▶ REQUIREMENTS: Copy every line in which the string "artykułu" occurs.

##############################

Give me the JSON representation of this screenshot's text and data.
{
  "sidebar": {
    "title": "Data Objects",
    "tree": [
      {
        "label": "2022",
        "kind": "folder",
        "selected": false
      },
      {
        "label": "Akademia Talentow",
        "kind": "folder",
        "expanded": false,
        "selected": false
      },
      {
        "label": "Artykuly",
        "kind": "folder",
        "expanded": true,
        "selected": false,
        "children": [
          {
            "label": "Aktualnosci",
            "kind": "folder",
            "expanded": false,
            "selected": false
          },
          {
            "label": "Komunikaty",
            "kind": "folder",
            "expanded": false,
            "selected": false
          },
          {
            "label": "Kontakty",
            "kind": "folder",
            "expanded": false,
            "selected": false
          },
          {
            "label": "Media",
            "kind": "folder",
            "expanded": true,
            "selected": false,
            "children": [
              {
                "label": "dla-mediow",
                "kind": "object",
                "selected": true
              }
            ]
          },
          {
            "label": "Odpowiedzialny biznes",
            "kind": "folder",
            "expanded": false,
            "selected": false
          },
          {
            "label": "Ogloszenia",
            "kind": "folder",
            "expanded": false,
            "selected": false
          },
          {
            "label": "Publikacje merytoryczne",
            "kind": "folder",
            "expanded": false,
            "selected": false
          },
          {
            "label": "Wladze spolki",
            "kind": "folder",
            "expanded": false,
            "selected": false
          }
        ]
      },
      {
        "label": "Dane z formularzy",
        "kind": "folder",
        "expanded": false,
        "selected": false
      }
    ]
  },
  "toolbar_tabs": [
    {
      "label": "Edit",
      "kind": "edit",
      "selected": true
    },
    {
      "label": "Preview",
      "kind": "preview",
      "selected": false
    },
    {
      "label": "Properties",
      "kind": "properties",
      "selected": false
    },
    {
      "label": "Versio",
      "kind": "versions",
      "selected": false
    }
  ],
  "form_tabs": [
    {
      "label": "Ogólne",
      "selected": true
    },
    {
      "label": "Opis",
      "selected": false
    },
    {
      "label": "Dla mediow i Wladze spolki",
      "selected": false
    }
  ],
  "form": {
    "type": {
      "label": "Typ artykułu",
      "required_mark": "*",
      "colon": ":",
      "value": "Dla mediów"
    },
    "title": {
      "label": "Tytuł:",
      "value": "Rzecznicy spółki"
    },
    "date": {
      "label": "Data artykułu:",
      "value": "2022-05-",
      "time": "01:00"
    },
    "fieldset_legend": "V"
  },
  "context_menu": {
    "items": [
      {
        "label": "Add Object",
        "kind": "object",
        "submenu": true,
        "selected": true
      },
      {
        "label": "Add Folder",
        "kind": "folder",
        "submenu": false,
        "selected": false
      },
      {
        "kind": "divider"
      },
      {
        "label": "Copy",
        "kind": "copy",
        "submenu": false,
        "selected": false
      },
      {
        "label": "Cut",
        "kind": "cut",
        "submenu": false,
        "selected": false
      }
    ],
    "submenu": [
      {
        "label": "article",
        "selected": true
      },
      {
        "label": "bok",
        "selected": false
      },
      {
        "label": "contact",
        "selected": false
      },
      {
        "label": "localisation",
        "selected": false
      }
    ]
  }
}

##############################

▶ REPLY TO THE TASK:
      "label": "Typ artykułu",
      "label": "Data artykułu:",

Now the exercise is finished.